> _What is asked_: Extract each line of the records below that contains the word "Minecraft".

> _Extracted information_:
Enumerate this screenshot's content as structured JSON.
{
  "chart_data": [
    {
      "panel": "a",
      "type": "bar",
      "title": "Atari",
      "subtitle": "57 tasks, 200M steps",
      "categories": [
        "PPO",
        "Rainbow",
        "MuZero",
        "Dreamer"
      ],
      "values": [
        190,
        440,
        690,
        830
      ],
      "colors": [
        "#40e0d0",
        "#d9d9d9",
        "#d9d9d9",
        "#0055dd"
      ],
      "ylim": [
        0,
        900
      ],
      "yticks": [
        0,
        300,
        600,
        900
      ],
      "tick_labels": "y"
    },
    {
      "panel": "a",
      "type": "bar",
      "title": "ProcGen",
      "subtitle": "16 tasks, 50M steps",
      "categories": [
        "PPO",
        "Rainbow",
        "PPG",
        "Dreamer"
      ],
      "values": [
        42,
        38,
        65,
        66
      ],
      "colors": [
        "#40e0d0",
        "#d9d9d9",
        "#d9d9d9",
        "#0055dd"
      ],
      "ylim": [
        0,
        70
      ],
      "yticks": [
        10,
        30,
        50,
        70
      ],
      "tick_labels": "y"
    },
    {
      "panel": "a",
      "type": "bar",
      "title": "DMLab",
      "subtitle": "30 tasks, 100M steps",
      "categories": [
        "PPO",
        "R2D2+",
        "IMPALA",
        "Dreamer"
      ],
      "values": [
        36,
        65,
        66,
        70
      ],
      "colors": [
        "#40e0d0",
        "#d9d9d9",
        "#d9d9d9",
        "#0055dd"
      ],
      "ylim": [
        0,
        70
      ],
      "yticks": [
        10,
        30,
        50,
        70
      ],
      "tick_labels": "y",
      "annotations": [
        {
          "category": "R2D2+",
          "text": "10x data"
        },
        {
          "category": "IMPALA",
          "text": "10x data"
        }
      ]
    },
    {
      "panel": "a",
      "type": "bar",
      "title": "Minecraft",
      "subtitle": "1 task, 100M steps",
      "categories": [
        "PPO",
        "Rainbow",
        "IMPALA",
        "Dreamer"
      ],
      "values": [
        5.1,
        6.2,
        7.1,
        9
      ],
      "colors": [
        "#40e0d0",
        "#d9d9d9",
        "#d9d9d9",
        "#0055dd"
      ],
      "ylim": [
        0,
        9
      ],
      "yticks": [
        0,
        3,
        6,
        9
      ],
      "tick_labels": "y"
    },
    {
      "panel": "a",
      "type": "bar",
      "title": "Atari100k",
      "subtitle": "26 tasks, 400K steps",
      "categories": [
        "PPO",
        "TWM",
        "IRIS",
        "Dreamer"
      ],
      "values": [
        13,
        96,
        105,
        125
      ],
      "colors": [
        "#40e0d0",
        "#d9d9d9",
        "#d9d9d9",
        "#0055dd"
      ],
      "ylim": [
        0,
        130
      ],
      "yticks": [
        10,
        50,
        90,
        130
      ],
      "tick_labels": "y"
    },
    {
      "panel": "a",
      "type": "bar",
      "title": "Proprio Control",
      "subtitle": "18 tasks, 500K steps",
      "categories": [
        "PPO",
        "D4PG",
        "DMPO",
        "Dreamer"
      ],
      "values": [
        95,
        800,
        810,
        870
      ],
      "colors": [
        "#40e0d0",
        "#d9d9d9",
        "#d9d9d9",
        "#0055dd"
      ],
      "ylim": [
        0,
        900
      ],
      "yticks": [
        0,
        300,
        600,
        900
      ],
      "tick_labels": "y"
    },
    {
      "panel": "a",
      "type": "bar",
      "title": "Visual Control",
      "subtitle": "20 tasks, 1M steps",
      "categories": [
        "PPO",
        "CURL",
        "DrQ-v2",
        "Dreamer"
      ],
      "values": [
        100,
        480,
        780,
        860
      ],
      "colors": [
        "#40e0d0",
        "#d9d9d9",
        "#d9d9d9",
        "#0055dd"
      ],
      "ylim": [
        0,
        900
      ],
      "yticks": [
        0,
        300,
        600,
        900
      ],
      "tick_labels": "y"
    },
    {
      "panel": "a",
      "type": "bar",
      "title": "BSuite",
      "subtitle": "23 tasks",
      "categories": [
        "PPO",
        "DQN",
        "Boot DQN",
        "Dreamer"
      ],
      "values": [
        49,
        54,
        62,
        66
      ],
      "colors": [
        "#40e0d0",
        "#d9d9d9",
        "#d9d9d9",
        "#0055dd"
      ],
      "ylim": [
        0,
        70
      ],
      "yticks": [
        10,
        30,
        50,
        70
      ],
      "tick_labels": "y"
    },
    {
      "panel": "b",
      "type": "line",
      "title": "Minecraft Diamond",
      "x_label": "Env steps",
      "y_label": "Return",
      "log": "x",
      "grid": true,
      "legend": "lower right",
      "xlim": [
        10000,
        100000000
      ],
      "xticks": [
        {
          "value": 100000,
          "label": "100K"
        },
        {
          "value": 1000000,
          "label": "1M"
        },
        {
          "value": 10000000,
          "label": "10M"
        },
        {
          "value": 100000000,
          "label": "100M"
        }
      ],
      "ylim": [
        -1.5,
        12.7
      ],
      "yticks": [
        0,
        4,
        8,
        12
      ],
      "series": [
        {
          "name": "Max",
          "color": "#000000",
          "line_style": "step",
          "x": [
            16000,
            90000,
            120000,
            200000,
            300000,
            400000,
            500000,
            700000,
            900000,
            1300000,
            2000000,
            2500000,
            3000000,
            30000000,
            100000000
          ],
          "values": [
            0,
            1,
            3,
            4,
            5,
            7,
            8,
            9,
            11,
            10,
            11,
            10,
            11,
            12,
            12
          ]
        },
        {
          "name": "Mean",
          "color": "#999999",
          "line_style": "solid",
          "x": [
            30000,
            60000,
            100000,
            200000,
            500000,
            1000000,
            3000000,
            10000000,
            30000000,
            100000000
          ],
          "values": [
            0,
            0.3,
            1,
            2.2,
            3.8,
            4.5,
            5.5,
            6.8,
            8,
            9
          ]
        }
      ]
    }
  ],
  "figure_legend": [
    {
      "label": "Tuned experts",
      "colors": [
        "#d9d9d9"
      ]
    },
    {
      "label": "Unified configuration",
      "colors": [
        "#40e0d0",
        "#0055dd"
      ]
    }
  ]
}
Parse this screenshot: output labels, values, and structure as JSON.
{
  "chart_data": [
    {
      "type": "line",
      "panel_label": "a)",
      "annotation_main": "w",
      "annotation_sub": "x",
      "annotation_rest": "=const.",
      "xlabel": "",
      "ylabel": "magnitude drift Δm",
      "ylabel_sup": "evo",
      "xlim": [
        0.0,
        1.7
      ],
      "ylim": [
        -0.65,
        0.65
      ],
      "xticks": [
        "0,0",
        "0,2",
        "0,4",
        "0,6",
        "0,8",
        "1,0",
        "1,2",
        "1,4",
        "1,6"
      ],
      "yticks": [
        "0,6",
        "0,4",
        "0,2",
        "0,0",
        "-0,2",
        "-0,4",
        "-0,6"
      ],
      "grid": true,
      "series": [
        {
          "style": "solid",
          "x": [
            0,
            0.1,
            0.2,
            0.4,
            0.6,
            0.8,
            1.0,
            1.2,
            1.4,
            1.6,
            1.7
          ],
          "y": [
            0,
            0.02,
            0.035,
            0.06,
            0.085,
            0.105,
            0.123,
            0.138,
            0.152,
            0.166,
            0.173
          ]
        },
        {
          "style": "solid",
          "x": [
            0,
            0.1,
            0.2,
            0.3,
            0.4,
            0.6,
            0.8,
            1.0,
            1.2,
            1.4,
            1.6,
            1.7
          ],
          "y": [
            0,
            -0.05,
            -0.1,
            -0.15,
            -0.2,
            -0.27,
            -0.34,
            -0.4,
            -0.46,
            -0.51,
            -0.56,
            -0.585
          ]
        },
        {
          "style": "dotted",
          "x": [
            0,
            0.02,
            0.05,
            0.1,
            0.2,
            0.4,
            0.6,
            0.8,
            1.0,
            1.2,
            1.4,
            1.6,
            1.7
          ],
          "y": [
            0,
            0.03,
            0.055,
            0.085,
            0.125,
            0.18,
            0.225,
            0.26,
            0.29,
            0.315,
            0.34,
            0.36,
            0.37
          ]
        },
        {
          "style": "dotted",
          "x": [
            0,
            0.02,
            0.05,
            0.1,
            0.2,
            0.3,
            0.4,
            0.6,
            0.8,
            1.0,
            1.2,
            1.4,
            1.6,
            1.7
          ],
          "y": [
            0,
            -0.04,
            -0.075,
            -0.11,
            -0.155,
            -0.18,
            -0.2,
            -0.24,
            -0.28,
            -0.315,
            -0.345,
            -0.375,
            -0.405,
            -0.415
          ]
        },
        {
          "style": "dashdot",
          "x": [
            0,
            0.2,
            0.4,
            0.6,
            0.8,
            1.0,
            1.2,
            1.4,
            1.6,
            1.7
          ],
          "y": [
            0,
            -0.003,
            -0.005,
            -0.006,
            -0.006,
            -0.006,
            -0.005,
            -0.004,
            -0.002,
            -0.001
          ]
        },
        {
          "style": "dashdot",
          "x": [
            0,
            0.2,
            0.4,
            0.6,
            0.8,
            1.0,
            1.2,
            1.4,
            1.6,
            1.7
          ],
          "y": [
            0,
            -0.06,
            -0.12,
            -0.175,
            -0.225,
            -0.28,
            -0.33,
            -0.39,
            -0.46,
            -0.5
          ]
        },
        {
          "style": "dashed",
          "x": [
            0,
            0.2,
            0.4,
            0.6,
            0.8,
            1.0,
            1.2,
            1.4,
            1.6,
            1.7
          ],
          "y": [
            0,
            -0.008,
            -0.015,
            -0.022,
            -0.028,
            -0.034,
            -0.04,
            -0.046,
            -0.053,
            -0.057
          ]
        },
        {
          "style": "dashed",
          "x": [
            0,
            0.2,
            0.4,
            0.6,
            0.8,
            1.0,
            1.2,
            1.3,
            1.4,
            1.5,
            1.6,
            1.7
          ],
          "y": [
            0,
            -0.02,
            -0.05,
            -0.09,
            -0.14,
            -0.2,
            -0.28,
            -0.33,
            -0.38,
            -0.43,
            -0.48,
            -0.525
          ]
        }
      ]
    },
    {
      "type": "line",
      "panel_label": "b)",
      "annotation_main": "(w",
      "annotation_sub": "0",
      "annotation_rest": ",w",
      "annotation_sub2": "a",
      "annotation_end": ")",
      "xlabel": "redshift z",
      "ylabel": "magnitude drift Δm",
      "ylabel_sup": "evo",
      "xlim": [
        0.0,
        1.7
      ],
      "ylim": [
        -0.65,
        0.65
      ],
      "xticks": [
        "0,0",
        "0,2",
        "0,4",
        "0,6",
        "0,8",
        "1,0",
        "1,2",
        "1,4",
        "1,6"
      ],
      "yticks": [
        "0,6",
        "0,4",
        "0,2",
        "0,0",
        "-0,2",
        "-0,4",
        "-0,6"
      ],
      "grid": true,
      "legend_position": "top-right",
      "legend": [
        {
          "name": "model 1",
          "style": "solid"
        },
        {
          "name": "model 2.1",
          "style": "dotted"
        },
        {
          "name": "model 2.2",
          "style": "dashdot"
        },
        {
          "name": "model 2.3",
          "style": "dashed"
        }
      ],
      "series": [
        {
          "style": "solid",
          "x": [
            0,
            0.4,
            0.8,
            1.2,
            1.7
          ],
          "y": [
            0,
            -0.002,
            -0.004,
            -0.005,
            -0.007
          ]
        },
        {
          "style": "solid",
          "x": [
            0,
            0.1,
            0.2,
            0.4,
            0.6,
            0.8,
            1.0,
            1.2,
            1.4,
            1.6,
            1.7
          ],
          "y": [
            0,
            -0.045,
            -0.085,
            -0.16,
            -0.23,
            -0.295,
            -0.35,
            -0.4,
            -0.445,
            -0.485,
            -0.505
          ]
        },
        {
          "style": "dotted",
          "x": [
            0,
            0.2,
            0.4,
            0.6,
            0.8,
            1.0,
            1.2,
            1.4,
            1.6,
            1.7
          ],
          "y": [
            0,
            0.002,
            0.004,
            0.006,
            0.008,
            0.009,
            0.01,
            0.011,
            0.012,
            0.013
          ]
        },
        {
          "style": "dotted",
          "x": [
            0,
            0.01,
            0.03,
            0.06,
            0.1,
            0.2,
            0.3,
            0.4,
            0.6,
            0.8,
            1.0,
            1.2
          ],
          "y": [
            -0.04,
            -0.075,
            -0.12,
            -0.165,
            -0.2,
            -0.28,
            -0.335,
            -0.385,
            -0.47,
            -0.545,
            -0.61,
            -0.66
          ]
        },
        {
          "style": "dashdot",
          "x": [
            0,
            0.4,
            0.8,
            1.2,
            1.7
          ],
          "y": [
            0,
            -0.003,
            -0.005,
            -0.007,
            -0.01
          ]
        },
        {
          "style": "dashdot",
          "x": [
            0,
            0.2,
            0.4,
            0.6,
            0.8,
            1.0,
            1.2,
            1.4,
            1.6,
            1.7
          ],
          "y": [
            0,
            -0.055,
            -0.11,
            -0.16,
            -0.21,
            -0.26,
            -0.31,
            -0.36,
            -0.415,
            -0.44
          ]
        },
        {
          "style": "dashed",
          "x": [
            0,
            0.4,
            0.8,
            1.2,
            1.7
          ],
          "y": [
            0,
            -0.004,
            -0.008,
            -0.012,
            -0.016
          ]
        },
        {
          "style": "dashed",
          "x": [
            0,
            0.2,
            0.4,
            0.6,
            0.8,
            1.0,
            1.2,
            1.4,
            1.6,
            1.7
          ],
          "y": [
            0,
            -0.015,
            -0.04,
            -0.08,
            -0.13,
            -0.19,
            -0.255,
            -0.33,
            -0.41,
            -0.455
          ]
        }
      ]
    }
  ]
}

> _Answer_:
      "title": "Minecraft",
      "title": "Minecraft Diamond",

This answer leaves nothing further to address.